Gather up the lines that contain "center".

#### [Data rows]
»»

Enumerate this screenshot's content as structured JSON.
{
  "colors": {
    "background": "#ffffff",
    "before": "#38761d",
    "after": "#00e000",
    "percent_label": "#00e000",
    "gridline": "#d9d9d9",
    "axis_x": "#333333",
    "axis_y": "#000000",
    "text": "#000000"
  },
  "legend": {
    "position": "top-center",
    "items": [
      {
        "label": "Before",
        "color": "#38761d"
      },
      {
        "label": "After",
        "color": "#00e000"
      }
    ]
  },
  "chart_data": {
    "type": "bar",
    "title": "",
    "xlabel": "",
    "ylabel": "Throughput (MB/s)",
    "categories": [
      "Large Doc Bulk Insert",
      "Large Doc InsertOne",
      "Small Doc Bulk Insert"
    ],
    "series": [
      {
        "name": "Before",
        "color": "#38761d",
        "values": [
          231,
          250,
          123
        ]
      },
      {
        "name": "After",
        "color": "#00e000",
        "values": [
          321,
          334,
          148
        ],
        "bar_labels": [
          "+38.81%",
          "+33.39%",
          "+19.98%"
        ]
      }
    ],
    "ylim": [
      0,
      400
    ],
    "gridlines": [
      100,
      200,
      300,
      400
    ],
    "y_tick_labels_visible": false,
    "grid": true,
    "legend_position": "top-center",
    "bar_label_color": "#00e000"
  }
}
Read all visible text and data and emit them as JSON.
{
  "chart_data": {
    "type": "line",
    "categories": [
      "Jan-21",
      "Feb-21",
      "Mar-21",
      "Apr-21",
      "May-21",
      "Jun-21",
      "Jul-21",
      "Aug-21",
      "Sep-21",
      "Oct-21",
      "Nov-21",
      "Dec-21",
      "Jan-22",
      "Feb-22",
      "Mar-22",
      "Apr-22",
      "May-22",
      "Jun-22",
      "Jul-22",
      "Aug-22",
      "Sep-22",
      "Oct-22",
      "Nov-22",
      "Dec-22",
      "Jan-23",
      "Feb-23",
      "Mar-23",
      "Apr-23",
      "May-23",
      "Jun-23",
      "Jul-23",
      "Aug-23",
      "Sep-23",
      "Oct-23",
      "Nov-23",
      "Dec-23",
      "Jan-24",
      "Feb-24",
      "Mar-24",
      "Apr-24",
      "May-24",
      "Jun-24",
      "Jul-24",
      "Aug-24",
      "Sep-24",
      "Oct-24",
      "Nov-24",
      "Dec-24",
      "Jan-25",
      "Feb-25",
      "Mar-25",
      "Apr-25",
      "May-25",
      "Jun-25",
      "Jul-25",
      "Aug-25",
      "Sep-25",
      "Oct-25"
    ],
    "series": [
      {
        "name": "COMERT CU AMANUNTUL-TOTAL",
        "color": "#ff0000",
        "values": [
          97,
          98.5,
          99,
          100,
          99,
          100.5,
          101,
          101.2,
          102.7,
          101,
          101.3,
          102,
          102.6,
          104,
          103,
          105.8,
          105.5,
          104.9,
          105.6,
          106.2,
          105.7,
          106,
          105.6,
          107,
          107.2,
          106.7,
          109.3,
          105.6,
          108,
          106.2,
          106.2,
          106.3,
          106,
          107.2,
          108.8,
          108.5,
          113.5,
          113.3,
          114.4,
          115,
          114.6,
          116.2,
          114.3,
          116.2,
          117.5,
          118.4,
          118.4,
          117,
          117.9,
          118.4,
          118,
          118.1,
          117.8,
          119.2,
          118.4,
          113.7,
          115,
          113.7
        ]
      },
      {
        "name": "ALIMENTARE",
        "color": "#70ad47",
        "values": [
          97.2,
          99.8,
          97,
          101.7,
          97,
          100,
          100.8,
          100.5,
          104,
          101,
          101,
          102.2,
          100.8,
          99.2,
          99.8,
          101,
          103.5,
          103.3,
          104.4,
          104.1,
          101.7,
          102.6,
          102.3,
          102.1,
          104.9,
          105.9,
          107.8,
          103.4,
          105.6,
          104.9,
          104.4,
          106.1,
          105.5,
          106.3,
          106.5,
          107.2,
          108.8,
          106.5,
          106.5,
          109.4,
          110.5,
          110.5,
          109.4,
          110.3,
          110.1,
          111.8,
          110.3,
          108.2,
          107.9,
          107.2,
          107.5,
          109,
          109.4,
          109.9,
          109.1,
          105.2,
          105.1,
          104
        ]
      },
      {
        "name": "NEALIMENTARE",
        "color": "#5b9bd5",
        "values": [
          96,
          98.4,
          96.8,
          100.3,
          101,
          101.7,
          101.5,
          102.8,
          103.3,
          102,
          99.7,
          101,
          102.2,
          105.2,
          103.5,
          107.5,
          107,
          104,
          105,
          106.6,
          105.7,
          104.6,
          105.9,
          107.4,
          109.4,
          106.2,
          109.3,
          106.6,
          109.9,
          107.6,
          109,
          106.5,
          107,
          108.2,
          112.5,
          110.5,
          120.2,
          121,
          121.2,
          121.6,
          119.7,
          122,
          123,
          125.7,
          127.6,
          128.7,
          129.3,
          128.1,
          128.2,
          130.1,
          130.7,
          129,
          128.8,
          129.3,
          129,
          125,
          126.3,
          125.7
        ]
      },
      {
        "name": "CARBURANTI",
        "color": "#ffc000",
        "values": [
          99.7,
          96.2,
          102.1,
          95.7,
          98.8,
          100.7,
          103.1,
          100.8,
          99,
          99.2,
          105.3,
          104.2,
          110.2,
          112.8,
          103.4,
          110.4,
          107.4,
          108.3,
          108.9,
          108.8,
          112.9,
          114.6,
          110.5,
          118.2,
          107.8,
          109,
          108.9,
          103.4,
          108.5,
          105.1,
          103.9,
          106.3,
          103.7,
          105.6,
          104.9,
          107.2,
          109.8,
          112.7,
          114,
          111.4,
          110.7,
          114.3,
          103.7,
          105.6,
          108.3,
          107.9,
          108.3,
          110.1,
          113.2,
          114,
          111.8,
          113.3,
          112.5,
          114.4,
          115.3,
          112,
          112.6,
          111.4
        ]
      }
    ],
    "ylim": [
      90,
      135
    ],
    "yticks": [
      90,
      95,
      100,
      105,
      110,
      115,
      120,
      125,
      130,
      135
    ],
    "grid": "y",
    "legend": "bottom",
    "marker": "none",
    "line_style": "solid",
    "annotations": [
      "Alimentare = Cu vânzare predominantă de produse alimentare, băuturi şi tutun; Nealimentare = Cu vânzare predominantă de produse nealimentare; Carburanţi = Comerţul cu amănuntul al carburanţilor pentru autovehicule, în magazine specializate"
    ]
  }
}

««

#### [Written response]
    "position": "top-center",
    "legend_position": "top-center",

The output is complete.